*Stated problem*
Nothing in the data should change when you return it, but leave the pictures out.

(Figure contents as structured data)
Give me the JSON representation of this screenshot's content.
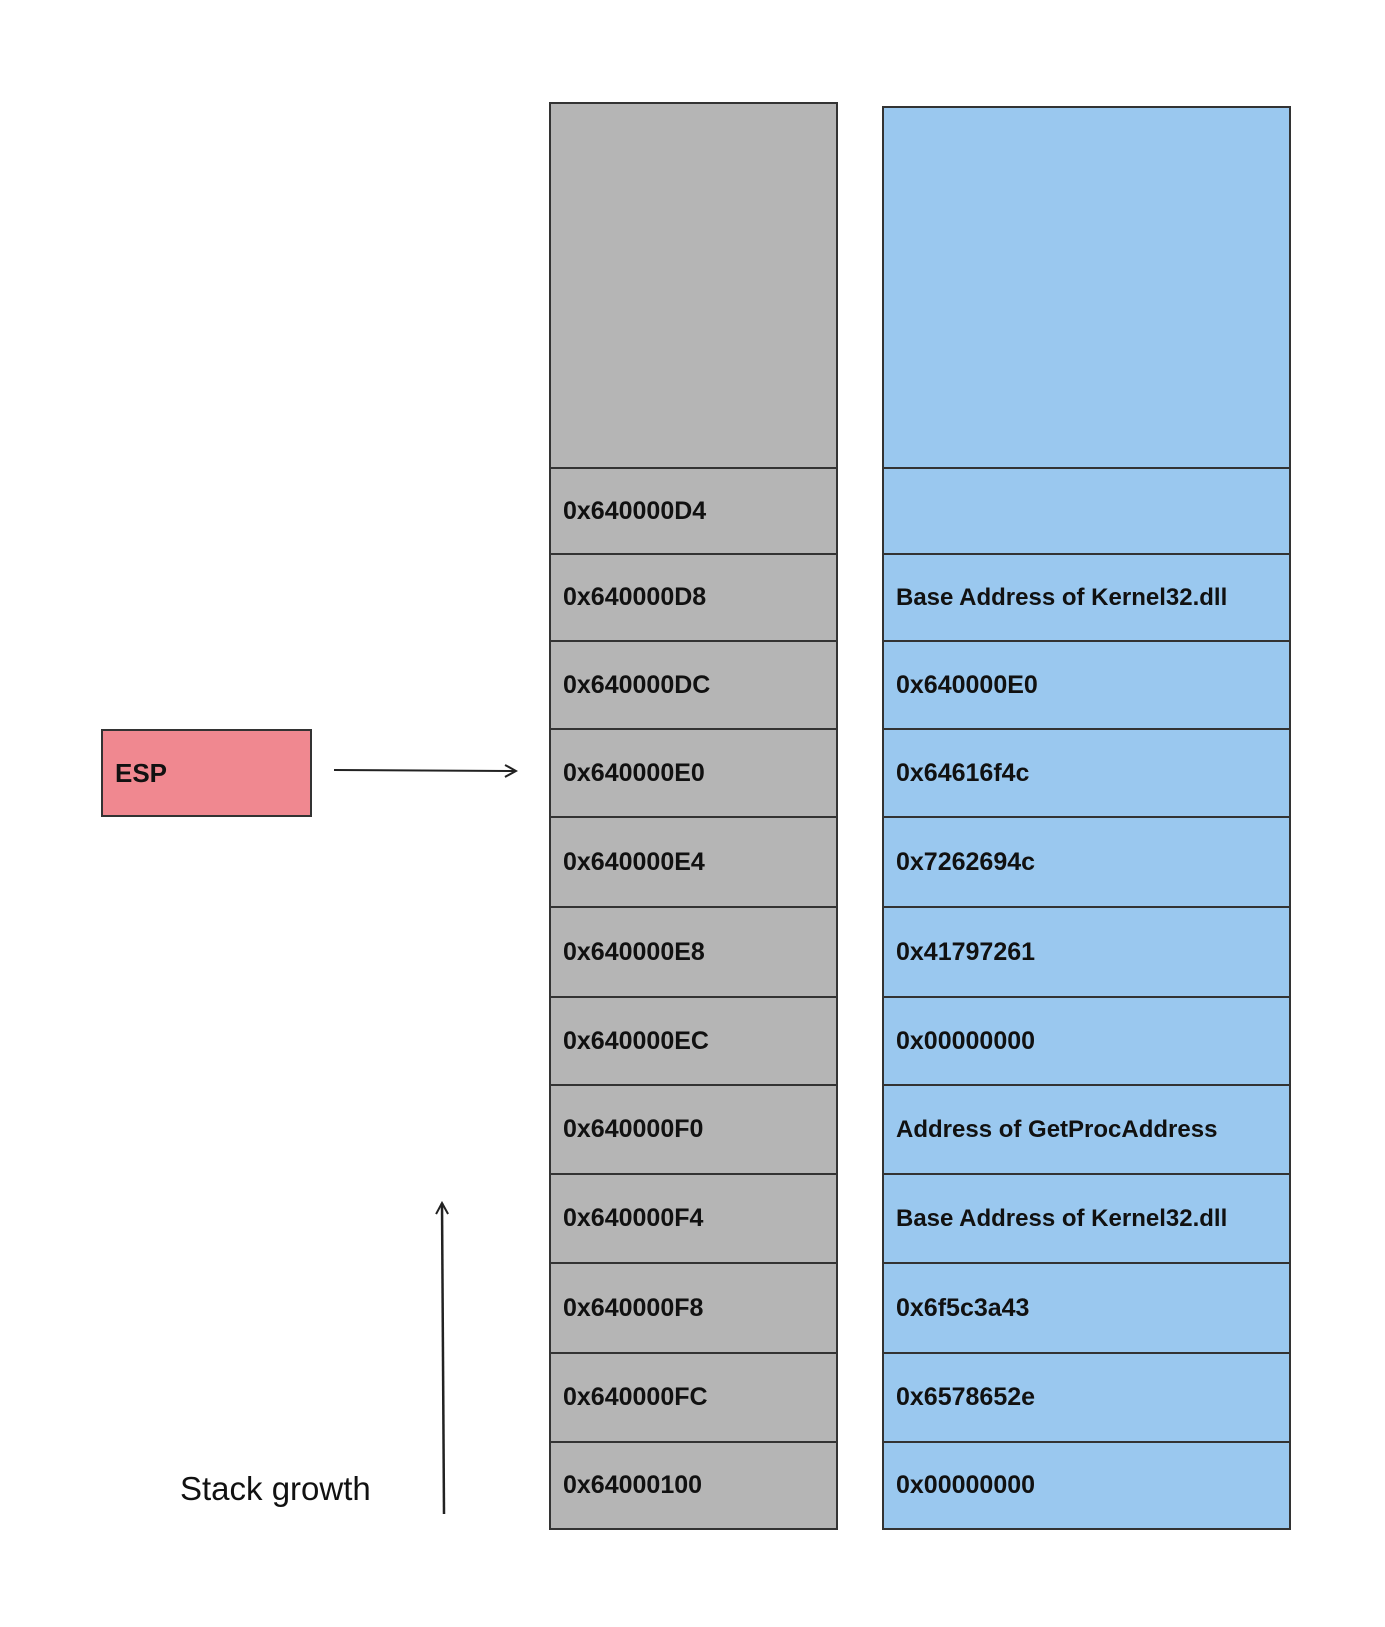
{
  "esp": {
    "label": "ESP"
  },
  "stack_growth": {
    "label": "Stack growth"
  },
  "stack": {
    "rows": [
      {
        "address": "0x640000D4",
        "value": ""
      },
      {
        "address": "0x640000D8",
        "value": "Base Address of Kernel32.dll"
      },
      {
        "address": "0x640000DC",
        "value": "0x640000E0"
      },
      {
        "address": "0x640000E0",
        "value": "0x64616f4c"
      },
      {
        "address": "0x640000E4",
        "value": "0x7262694c"
      },
      {
        "address": "0x640000E8",
        "value": "0x41797261"
      },
      {
        "address": "0x640000EC",
        "value": "0x00000000"
      },
      {
        "address": "0x640000F0",
        "value": "Address of GetProcAddress"
      },
      {
        "address": "0x640000F4",
        "value": "Base Address of Kernel32.dll"
      },
      {
        "address": "0x640000F8",
        "value": "0x6f5c3a43"
      },
      {
        "address": "0x640000FC",
        "value": "0x6578652e"
      },
      {
        "address": "0x64000100",
        "value": "0x00000000"
      }
    ]
  },
  "colors": {
    "address_fill": "#b5b5b5",
    "value_fill": "#9ac8ef",
    "esp_fill": "#f08890",
    "border": "#333333"
  }
}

*Correct response*
Give me the JSON representation of this screenshot's content.
{
  "esp": {
    "label": "ESP"
  },
  "stack_growth": {
    "label": "Stack growth"
  },
  "stack": {
    "rows": [
      {
        "address": "0x640000D4",
        "value": ""
      },
      {
        "address": "0x640000D8",
        "value": "Base Address of Kernel32.dll"
      },
      {
        "address": "0x640000DC",
        "value": "0x640000E0"
      },
      {
        "address": "0x640000E0",
        "value": "0x64616f4c"
      },
      {
        "address": "0x640000E4",
        "value": "0x7262694c"
      },
      {
        "address": "0x640000E8",
        "value": "0x41797261"
      },
      {
        "address": "0x640000EC",
        "value": "0x00000000"
      },
      {
        "address": "0x640000F0",
        "value": "Address of GetProcAddress"
      },
      {
        "address": "0x640000F4",
        "value": "Base Address of Kernel32.dll"
      },
      {
        "address": "0x640000F8",
        "value": "0x6f5c3a43"
      },
      {
        "address": "0x640000FC",
        "value": "0x6578652e"
      },
      {
        "address": "0x64000100",
        "value": "0x00000000"
      }
    ]
  },
  "colors": {
    "address_fill": "#b5b5b5",
    "value_fill": "#9ac8ef",
    "esp_fill": "#f08890",
    "border": "#333333"
  }
}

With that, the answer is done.